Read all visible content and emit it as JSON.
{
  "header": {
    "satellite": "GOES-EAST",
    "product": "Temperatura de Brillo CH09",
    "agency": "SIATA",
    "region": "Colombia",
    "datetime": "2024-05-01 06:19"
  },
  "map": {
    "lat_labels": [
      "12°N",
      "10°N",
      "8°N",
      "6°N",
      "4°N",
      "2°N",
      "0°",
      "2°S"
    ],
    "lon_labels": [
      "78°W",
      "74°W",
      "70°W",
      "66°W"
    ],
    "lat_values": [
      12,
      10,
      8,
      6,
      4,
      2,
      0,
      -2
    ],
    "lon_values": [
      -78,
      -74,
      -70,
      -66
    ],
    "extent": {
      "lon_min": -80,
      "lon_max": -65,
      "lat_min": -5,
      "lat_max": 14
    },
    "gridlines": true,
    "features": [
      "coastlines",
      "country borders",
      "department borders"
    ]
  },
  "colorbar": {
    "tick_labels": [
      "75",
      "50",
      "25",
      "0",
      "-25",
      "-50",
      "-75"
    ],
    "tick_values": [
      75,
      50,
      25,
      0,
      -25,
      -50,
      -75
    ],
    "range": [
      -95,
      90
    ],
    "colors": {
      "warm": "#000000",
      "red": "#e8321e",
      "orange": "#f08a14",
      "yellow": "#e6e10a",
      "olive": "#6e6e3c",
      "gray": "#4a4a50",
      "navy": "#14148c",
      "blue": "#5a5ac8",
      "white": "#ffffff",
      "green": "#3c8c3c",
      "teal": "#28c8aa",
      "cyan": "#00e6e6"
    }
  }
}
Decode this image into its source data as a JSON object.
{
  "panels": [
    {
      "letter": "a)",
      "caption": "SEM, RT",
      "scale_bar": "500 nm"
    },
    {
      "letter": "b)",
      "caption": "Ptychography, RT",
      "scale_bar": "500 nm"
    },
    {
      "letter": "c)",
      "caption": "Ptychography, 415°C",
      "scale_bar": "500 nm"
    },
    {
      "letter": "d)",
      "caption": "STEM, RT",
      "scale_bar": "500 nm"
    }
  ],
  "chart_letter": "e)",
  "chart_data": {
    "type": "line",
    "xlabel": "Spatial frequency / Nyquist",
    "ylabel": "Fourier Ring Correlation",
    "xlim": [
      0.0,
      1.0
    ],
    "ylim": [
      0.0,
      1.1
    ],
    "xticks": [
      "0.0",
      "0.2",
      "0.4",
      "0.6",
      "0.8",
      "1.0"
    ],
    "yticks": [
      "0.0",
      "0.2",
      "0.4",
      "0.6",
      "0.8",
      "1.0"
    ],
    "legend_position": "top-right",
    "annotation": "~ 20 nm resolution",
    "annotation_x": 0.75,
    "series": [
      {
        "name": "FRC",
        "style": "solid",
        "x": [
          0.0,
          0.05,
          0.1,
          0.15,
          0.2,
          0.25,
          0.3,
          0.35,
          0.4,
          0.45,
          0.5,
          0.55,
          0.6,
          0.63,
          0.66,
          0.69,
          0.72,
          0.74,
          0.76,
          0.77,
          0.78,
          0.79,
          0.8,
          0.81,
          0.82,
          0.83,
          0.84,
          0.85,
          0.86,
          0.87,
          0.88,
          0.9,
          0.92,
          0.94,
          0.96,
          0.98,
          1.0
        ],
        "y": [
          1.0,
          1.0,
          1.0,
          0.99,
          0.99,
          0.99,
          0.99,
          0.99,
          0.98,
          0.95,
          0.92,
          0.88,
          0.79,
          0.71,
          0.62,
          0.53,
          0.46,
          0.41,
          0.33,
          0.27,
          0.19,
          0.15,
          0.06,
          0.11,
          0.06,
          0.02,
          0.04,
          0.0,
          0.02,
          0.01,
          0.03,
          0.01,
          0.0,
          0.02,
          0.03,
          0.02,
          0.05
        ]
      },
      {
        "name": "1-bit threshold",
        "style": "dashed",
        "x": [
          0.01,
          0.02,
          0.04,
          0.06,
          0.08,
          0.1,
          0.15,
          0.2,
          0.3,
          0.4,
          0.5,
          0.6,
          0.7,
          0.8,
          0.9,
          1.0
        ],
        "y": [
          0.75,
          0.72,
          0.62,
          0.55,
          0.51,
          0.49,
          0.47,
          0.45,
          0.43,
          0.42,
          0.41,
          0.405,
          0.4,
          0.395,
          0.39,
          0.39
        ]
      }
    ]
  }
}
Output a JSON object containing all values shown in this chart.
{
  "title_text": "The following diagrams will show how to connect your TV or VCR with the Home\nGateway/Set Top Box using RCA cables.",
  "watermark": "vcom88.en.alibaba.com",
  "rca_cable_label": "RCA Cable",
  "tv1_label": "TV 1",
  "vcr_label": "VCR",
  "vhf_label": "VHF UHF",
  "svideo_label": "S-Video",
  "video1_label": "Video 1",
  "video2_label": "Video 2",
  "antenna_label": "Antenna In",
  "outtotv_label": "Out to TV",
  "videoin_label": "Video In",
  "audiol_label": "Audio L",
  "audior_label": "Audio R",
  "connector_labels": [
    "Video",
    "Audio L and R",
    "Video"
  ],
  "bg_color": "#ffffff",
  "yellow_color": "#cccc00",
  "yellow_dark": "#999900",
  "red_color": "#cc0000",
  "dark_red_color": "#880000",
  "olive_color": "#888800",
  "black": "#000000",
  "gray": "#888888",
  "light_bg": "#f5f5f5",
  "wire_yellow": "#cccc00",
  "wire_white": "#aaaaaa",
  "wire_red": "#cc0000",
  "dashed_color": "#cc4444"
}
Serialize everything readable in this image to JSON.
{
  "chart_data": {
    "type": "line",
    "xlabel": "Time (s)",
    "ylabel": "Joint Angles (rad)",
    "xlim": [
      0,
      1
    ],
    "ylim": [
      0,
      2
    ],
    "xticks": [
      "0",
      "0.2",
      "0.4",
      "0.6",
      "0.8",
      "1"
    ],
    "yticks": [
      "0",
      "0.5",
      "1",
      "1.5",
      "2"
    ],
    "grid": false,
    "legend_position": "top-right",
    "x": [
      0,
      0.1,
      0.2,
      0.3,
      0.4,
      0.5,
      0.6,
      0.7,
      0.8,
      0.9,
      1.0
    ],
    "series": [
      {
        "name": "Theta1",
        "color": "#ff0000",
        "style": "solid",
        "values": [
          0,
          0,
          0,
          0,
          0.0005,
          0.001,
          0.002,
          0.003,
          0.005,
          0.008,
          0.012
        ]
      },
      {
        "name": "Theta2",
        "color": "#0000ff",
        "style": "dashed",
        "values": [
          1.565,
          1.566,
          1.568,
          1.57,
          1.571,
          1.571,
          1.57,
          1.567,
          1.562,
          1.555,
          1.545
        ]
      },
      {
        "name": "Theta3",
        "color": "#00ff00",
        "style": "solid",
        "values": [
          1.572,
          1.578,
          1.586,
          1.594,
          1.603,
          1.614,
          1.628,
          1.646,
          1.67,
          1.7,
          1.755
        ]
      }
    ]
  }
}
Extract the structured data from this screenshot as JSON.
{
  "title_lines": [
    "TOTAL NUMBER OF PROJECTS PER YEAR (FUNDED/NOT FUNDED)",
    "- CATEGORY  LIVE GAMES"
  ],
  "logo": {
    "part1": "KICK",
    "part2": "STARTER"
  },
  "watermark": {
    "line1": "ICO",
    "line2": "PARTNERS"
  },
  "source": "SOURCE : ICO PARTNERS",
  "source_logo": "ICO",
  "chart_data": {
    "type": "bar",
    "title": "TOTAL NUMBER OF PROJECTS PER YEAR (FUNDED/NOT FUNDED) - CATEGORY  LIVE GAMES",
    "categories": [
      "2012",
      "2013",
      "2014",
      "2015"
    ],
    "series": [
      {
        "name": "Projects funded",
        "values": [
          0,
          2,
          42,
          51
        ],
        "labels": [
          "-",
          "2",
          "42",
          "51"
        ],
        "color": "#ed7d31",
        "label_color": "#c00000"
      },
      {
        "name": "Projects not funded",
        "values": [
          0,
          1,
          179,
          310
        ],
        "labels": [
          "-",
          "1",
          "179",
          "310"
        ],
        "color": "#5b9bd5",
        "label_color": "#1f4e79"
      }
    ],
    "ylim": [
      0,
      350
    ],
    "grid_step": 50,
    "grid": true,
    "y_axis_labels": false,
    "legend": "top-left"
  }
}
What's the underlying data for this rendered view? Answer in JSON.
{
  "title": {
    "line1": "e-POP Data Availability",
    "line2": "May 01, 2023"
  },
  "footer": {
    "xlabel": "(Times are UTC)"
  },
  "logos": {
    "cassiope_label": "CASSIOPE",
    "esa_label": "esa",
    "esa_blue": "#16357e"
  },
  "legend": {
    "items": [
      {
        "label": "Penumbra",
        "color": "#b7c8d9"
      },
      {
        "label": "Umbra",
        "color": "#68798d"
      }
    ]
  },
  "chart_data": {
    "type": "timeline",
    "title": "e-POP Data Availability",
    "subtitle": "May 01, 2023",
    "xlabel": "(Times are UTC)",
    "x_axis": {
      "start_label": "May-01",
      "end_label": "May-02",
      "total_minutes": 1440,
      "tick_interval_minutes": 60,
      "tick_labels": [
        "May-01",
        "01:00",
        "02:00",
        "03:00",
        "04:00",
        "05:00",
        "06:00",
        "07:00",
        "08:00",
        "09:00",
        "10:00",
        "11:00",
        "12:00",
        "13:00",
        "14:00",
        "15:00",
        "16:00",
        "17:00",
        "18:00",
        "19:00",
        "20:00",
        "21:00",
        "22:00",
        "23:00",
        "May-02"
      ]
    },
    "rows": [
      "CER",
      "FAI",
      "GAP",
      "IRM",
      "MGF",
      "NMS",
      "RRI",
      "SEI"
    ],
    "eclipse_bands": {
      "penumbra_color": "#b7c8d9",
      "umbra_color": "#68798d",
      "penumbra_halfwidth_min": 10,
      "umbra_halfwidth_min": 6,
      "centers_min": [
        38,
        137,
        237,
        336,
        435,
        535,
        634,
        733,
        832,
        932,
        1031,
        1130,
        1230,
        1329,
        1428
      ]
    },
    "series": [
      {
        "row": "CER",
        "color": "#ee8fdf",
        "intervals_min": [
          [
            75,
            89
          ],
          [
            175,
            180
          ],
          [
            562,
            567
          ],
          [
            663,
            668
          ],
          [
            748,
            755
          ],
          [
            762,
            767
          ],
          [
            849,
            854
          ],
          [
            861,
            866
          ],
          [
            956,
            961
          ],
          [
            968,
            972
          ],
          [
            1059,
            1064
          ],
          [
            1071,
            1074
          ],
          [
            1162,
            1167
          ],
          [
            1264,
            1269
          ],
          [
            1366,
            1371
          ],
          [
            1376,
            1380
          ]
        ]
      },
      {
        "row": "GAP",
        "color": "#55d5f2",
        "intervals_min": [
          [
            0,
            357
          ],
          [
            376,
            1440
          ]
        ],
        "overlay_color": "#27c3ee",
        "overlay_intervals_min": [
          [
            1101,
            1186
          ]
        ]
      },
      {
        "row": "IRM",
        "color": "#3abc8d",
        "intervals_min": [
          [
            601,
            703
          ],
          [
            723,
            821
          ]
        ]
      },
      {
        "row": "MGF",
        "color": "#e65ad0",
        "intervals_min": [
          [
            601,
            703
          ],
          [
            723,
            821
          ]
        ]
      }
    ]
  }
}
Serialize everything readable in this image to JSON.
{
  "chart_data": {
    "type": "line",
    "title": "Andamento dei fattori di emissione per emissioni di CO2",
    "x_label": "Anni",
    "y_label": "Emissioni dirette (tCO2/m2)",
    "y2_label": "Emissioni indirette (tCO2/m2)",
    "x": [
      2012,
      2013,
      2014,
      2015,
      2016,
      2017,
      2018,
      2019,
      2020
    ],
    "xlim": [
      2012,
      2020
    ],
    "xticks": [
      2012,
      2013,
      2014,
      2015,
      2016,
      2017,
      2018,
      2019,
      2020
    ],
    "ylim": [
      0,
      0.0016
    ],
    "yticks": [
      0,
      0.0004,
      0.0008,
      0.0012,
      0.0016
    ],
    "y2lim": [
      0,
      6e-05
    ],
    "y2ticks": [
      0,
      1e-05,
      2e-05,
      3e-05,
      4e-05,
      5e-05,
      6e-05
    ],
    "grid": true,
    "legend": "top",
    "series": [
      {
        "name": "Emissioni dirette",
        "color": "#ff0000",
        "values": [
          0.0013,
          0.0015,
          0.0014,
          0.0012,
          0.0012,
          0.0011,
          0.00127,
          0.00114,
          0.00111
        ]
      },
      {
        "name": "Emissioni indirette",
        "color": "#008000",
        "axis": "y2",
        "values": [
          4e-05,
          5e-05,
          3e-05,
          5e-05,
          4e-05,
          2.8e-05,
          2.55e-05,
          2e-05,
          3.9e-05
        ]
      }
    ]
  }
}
════
Written instruction.
Set out every line from the material that contains the string "watermark".

Task solution.
  "watermark": "vcom88.en.alibaba.com",
  "watermark": {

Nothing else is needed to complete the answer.